Direction
In the listing below, locate the lines bearing the word "Heavy". Copy every one of them.
** begin The input **
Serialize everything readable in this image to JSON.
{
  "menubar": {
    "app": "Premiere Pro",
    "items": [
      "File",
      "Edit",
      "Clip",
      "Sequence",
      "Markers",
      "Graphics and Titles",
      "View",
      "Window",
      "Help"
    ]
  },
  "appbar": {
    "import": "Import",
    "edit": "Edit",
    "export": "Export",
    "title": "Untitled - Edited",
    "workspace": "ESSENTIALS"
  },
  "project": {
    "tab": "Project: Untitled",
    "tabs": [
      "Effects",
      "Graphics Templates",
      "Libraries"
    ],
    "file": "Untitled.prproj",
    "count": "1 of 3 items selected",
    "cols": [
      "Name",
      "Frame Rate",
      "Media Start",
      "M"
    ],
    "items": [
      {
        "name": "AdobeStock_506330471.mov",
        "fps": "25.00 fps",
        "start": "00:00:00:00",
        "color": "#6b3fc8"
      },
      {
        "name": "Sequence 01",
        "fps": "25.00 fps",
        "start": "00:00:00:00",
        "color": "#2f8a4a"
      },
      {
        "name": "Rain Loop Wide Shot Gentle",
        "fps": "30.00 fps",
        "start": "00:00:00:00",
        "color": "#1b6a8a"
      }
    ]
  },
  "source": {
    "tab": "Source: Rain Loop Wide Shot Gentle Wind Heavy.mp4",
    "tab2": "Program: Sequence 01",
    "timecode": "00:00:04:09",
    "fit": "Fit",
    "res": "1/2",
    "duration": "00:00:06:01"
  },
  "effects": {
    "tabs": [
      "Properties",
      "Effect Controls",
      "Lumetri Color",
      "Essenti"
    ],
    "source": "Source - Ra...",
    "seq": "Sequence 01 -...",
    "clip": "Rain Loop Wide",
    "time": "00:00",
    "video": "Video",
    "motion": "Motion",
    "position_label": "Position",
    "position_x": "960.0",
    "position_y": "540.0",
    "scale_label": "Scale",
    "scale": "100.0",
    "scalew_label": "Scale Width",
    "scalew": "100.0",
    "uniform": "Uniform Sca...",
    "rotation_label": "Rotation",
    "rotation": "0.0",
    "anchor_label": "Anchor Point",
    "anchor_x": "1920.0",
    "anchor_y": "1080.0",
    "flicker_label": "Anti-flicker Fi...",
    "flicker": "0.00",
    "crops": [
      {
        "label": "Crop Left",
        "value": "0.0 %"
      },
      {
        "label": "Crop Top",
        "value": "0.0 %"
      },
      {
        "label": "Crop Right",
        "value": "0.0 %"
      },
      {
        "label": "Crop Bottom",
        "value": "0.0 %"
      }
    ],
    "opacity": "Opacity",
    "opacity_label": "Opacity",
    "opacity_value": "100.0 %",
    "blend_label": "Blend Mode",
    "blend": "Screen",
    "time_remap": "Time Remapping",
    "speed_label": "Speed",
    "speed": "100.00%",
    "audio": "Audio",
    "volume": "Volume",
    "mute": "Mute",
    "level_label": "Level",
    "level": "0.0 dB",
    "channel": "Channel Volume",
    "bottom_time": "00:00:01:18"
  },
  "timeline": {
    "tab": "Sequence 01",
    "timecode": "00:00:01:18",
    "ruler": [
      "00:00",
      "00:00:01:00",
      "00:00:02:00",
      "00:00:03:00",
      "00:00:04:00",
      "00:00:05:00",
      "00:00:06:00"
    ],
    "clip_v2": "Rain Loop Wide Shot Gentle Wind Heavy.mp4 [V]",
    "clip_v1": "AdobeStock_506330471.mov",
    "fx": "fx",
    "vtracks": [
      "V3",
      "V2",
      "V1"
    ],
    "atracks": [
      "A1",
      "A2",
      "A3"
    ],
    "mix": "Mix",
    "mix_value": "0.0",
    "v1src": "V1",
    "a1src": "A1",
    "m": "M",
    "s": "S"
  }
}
** end The input **
Task answer
    "tab": "Source: Rain Loop Wide Shot Gentle Wind Heavy.mp4",
    "clip_v2": "Rain Loop Wide Shot Gentle Wind Heavy.mp4 [V]",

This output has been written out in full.